• _WORK REQUIRED_
Copy out the following listing line for line, leaving out the pictures.

• _INFORMATION PROVIDED_
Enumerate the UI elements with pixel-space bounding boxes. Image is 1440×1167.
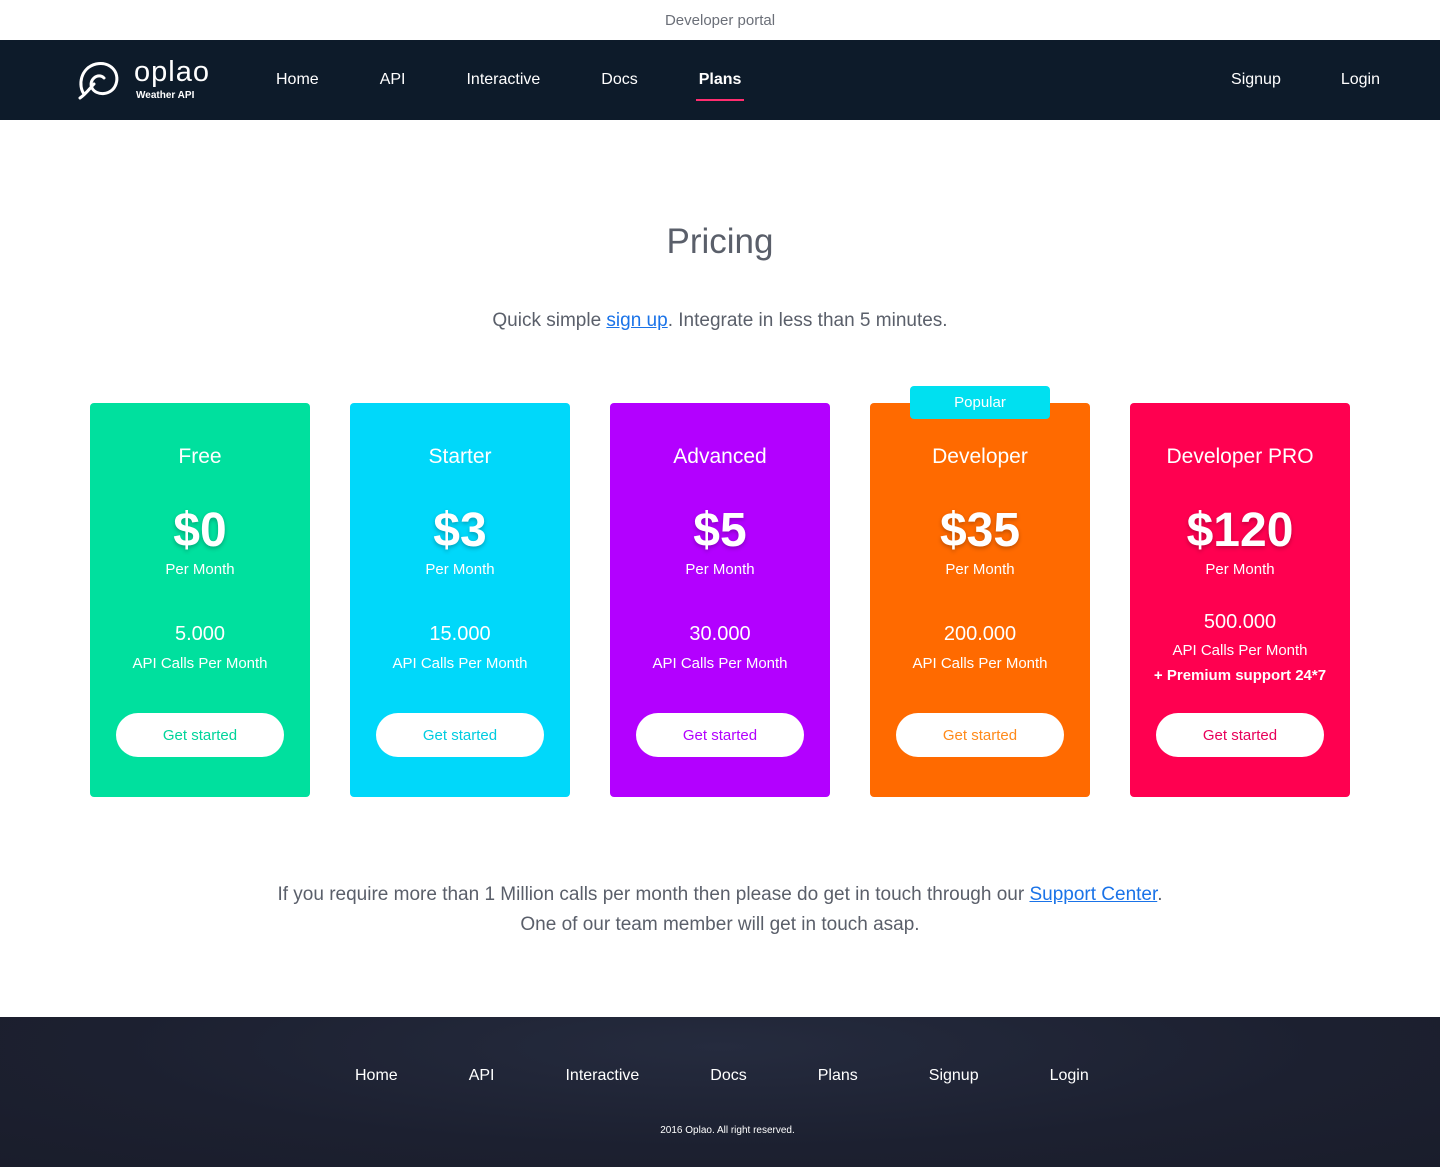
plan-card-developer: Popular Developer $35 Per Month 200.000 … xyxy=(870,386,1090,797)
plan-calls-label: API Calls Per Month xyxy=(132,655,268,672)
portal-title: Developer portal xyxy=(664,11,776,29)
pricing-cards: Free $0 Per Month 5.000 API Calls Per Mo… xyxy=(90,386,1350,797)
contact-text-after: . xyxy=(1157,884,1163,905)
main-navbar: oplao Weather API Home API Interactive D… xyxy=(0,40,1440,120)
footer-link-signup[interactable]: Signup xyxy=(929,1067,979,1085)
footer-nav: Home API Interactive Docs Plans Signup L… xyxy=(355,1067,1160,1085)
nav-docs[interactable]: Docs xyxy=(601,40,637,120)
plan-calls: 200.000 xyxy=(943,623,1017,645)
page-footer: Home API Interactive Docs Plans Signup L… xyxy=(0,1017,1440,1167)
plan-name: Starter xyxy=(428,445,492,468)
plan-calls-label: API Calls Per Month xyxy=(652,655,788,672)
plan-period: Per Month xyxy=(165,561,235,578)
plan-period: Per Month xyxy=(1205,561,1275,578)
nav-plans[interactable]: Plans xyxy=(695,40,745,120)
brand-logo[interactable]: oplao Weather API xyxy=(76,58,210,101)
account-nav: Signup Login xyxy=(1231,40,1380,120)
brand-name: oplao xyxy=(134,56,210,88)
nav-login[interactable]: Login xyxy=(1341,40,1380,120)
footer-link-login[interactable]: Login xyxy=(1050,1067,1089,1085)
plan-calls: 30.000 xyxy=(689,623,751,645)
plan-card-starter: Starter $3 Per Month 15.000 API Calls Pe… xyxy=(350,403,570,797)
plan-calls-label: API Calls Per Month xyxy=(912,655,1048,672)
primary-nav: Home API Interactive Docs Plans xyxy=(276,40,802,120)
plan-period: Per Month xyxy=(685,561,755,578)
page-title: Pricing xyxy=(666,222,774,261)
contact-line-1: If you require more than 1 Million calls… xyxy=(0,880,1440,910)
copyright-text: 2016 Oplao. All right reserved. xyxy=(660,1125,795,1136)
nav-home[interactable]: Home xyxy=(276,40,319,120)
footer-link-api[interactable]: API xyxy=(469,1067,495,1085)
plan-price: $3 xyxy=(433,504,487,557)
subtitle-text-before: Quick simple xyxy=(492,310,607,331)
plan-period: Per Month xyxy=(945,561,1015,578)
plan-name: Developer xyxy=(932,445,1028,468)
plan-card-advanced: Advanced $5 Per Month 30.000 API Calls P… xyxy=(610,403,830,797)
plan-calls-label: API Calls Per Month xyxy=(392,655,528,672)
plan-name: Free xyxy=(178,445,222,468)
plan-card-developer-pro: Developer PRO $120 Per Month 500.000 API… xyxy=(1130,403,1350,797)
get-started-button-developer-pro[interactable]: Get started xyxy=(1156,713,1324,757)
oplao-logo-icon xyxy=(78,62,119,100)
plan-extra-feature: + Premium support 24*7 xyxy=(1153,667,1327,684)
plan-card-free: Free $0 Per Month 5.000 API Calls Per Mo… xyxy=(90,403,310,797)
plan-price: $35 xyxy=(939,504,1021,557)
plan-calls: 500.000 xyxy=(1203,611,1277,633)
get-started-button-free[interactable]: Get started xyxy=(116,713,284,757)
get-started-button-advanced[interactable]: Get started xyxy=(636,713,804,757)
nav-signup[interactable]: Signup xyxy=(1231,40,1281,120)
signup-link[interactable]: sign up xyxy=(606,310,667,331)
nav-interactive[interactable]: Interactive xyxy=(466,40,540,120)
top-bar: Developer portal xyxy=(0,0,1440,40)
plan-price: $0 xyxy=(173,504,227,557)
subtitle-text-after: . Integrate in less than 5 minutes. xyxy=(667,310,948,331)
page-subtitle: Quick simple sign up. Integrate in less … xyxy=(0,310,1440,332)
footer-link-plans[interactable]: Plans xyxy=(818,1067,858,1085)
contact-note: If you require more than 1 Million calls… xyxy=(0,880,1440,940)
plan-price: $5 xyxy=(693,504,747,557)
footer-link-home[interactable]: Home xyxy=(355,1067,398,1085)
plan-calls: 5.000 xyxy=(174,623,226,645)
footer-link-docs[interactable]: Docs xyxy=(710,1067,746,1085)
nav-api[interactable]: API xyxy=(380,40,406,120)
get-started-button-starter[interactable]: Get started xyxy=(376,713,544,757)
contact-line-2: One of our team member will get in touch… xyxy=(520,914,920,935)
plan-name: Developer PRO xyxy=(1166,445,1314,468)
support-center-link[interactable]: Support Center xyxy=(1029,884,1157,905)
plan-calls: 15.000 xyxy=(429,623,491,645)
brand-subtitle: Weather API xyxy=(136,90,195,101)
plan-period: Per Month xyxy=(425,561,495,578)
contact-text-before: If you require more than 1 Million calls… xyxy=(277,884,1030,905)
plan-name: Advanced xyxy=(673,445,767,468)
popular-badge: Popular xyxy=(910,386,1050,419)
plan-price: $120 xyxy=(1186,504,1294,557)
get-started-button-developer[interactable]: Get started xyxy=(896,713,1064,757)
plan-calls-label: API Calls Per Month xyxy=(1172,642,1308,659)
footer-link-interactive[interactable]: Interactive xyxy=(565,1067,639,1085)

• _TASK OUTPUT_
Enumerate the UI elements with pixel-space bounding boxes. Image is 1440×1167.
plan-card-developer: Popular Developer $35 Per Month 200.000 … xyxy=(870,386,1090,797)
plan-calls-label: API Calls Per Month xyxy=(132,655,268,672)
portal-title: Developer portal xyxy=(664,11,776,29)
pricing-cards: Free $0 Per Month 5.000 API Calls Per Mo… xyxy=(90,386,1350,797)
contact-text-after: . xyxy=(1157,884,1163,905)
main-navbar: oplao Weather API Home API Interactive D… xyxy=(0,40,1440,120)
footer-link-signup[interactable]: Signup xyxy=(929,1067,979,1085)
footer-nav: Home API Interactive Docs Plans Signup L… xyxy=(355,1067,1160,1085)
nav-docs[interactable]: Docs xyxy=(601,40,637,120)
plan-calls: 200.000 xyxy=(943,623,1017,645)
page-footer: Home API Interactive Docs Plans Signup L… xyxy=(0,1017,1440,1167)
plan-name: Starter xyxy=(428,445,492,468)
plan-calls-label: API Calls Per Month xyxy=(652,655,788,672)
plan-period: Per Month xyxy=(165,561,235,578)
plan-period: Per Month xyxy=(1205,561,1275,578)
nav-plans[interactable]: Plans xyxy=(695,40,745,120)
brand-logo[interactable]: oplao Weather API xyxy=(76,58,210,101)
account-nav: Signup Login xyxy=(1231,40,1380,120)
brand-name: oplao xyxy=(134,56,210,88)
nav-login[interactable]: Login xyxy=(1341,40,1380,120)
footer-link-login[interactable]: Login xyxy=(1050,1067,1089,1085)
plan-calls: 30.000 xyxy=(689,623,751,645)
plan-card-starter: Starter $3 Per Month 15.000 API Calls Pe… xyxy=(350,403,570,797)
plan-calls-label: API Calls Per Month xyxy=(912,655,1048,672)
primary-nav: Home API Interactive Docs Plans xyxy=(276,40,802,120)
plan-period: Per Month xyxy=(685,561,755,578)
page-title: Pricing xyxy=(666,222,774,261)
contact-line-1: If you require more than 1 Million calls… xyxy=(0,880,1440,910)
copyright-text: 2016 Oplao. All right reserved. xyxy=(660,1125,795,1136)
nav-home[interactable]: Home xyxy=(276,40,319,120)
footer-link-api[interactable]: API xyxy=(469,1067,495,1085)
plan-price: $3 xyxy=(433,504,487,557)
subtitle-text-before: Quick simple xyxy=(492,310,607,331)
plan-period: Per Month xyxy=(945,561,1015,578)
plan-name: Developer xyxy=(932,445,1028,468)
plan-card-advanced: Advanced $5 Per Month 30.000 API Calls P… xyxy=(610,403,830,797)
plan-calls-label: API Calls Per Month xyxy=(392,655,528,672)
plan-name: Free xyxy=(178,445,222,468)
plan-card-developer-pro: Developer PRO $120 Per Month 500.000 API… xyxy=(1130,403,1350,797)
get-started-button-developer-pro[interactable]: Get started xyxy=(1156,713,1324,757)
oplao-logo-icon xyxy=(78,62,119,100)
plan-extra-feature: + Premium support 24*7 xyxy=(1153,667,1327,684)
plan-card-free: Free $0 Per Month 5.000 API Calls Per Mo… xyxy=(90,403,310,797)
plan-price: $35 xyxy=(939,504,1021,557)
plan-calls: 500.000 xyxy=(1203,611,1277,633)
get-started-button-free[interactable]: Get started xyxy=(116,713,284,757)
get-started-button-advanced[interactable]: Get started xyxy=(636,713,804,757)
nav-signup[interactable]: Signup xyxy=(1231,40,1281,120)
signup-link[interactable]: sign up xyxy=(606,310,667,331)
nav-interactive[interactable]: Interactive xyxy=(466,40,540,120)
top-bar: Developer portal xyxy=(0,0,1440,40)
plan-price: $0 xyxy=(173,504,227,557)
subtitle-text-after: . Integrate in less than 5 minutes. xyxy=(667,310,948,331)
page-subtitle: Quick simple sign up. Integrate in less … xyxy=(0,310,1440,332)
footer-link-plans[interactable]: Plans xyxy=(818,1067,858,1085)
contact-note: If you require more than 1 Million calls… xyxy=(0,880,1440,940)
plan-price: $5 xyxy=(693,504,747,557)
footer-link-home[interactable]: Home xyxy=(355,1067,398,1085)
plan-calls: 5.000 xyxy=(174,623,226,645)
footer-link-docs[interactable]: Docs xyxy=(710,1067,746,1085)
nav-api[interactable]: API xyxy=(380,40,406,120)
get-started-button-starter[interactable]: Get started xyxy=(376,713,544,757)
contact-line-2: One of our team member will get in touch… xyxy=(520,914,920,935)
plan-name: Developer PRO xyxy=(1166,445,1314,468)
support-center-link[interactable]: Support Center xyxy=(1029,884,1157,905)
plan-calls: 15.000 xyxy=(429,623,491,645)
brand-subtitle: Weather API xyxy=(136,90,195,101)
plan-period: Per Month xyxy=(425,561,495,578)
contact-text-before: If you require more than 1 Million calls… xyxy=(277,884,1030,905)
plan-name: Advanced xyxy=(673,445,767,468)
popular-badge: Popular xyxy=(910,386,1050,419)
plan-price: $120 xyxy=(1186,504,1294,557)
get-started-button-developer[interactable]: Get started xyxy=(896,713,1064,757)
plan-calls-label: API Calls Per Month xyxy=(1172,642,1308,659)
footer-link-interactive[interactable]: Interactive xyxy=(565,1067,639,1085)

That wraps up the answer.